- Supplied entries
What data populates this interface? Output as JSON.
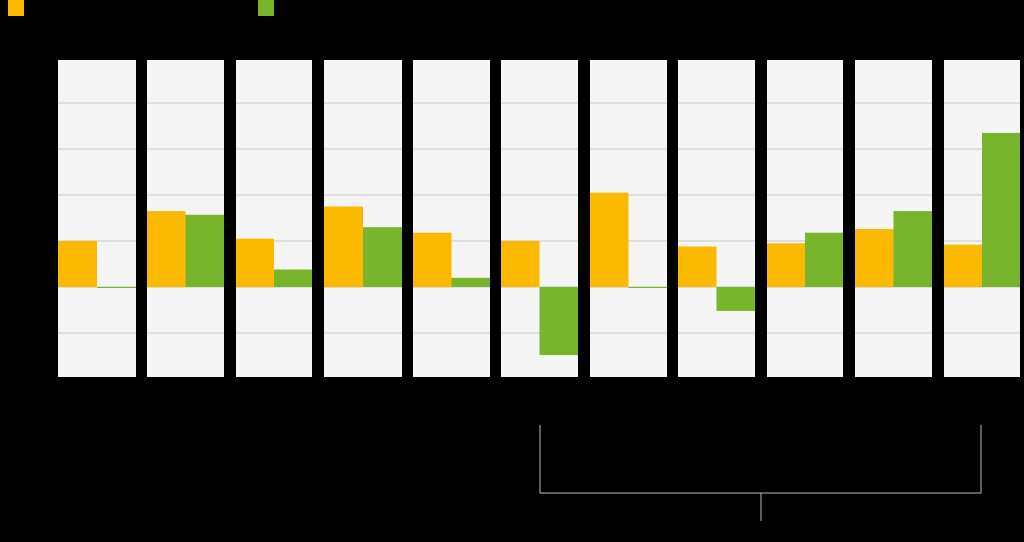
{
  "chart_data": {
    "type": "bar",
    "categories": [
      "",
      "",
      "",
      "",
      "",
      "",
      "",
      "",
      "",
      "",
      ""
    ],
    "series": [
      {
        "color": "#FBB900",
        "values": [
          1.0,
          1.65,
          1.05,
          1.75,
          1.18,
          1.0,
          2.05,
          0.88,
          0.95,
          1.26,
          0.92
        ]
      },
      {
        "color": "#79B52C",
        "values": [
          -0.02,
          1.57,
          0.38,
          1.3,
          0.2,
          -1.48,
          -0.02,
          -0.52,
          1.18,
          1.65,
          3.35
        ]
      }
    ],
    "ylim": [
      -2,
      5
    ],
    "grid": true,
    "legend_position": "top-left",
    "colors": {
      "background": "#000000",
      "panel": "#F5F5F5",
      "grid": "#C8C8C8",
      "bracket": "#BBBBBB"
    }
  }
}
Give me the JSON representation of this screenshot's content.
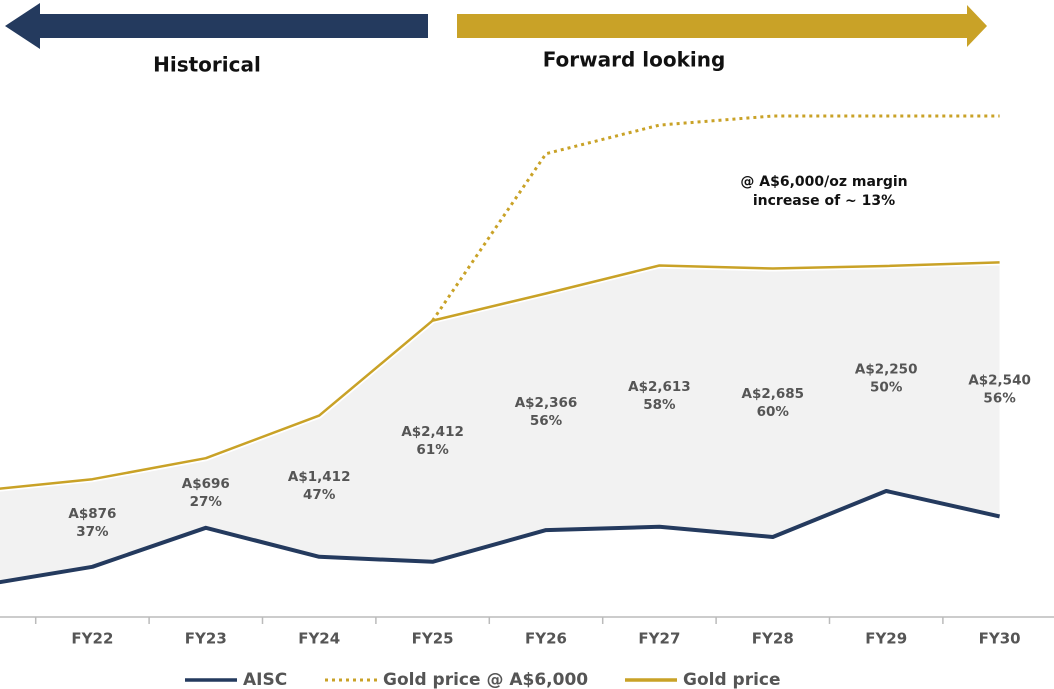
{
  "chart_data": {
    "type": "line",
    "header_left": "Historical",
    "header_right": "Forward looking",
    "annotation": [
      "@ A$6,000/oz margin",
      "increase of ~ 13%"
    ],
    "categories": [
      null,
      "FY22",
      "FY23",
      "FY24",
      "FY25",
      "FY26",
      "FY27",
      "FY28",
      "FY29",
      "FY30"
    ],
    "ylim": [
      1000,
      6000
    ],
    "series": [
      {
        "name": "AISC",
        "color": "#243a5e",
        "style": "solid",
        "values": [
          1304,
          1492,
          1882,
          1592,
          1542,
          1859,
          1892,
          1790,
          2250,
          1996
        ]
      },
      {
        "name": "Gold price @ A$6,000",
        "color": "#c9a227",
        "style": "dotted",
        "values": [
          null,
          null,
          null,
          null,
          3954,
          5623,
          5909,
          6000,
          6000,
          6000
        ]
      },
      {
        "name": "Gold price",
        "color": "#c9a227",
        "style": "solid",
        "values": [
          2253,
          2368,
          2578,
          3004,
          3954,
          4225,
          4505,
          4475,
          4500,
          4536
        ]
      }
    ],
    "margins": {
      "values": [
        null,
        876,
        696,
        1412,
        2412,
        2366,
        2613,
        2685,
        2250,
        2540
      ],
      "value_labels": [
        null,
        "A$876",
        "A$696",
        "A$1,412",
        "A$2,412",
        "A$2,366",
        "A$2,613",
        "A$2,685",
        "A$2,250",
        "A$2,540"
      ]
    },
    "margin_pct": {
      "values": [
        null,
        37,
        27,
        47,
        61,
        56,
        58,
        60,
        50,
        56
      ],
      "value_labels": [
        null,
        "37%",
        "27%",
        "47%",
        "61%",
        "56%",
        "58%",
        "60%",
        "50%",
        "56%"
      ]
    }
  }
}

--

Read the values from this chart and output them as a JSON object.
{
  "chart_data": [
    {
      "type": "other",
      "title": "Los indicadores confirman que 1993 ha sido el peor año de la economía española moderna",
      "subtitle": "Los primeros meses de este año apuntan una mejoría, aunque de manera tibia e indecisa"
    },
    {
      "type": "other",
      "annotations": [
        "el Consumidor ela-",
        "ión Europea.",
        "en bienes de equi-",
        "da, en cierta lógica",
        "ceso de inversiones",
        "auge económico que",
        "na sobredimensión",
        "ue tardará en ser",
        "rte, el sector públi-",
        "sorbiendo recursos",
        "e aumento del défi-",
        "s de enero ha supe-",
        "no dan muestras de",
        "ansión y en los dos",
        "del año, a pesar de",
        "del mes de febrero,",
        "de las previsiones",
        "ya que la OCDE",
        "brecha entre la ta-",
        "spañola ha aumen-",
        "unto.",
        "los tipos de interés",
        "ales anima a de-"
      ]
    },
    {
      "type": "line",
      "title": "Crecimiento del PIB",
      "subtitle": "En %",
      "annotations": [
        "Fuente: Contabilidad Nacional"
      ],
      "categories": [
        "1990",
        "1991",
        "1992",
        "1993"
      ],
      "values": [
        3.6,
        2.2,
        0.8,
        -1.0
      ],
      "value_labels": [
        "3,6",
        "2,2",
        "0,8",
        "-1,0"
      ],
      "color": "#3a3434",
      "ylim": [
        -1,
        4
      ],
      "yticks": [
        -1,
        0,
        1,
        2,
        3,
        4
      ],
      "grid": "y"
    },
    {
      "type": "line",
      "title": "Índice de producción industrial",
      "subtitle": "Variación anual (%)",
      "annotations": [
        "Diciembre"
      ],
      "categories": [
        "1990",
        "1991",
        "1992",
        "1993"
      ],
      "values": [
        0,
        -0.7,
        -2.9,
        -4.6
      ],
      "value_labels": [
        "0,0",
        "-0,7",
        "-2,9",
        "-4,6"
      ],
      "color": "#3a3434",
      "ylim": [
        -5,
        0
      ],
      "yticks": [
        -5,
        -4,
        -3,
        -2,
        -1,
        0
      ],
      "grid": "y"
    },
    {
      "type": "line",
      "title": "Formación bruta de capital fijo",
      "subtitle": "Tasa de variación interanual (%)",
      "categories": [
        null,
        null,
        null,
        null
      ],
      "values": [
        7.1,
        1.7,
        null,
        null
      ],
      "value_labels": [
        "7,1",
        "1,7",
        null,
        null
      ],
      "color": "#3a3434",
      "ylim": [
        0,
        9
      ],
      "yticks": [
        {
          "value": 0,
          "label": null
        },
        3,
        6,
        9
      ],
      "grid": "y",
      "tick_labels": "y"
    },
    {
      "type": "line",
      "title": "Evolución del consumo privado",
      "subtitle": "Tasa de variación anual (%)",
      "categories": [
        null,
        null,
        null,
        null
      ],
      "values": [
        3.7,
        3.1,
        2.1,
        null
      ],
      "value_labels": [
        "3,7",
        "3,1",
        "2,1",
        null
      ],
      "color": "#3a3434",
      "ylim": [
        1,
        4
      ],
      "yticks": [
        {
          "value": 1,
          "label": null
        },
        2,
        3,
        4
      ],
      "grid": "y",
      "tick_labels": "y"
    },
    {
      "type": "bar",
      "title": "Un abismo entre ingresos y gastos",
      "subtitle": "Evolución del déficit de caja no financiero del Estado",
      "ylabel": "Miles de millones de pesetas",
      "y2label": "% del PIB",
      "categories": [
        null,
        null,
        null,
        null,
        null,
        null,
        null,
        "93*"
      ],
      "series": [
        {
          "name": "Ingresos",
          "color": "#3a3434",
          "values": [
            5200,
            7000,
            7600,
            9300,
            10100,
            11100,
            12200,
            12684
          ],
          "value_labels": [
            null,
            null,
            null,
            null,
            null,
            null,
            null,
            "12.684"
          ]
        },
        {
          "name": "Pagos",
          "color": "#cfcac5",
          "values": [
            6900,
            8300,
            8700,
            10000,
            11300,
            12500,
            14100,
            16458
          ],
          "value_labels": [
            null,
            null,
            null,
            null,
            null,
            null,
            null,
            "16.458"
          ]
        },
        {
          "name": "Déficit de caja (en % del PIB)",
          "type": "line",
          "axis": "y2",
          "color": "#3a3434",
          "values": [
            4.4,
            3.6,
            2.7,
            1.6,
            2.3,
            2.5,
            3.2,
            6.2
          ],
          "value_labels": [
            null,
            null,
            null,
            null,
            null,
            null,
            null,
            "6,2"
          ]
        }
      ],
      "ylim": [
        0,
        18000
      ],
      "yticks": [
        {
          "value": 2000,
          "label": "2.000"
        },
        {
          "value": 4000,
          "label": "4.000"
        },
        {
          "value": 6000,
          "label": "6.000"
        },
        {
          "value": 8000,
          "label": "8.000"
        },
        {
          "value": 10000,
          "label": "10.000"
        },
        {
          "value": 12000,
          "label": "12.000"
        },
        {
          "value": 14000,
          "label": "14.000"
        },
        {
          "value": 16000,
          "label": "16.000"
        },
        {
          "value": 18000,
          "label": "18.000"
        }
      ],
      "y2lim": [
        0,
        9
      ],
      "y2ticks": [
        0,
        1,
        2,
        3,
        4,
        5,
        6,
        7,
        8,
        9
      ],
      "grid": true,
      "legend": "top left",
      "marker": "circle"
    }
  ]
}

- Problem details
Find each line holding the word "entre" and copy it.

- The result
        "brecha entre la ta-",
      "title": "Un abismo entre ingresos y gastos",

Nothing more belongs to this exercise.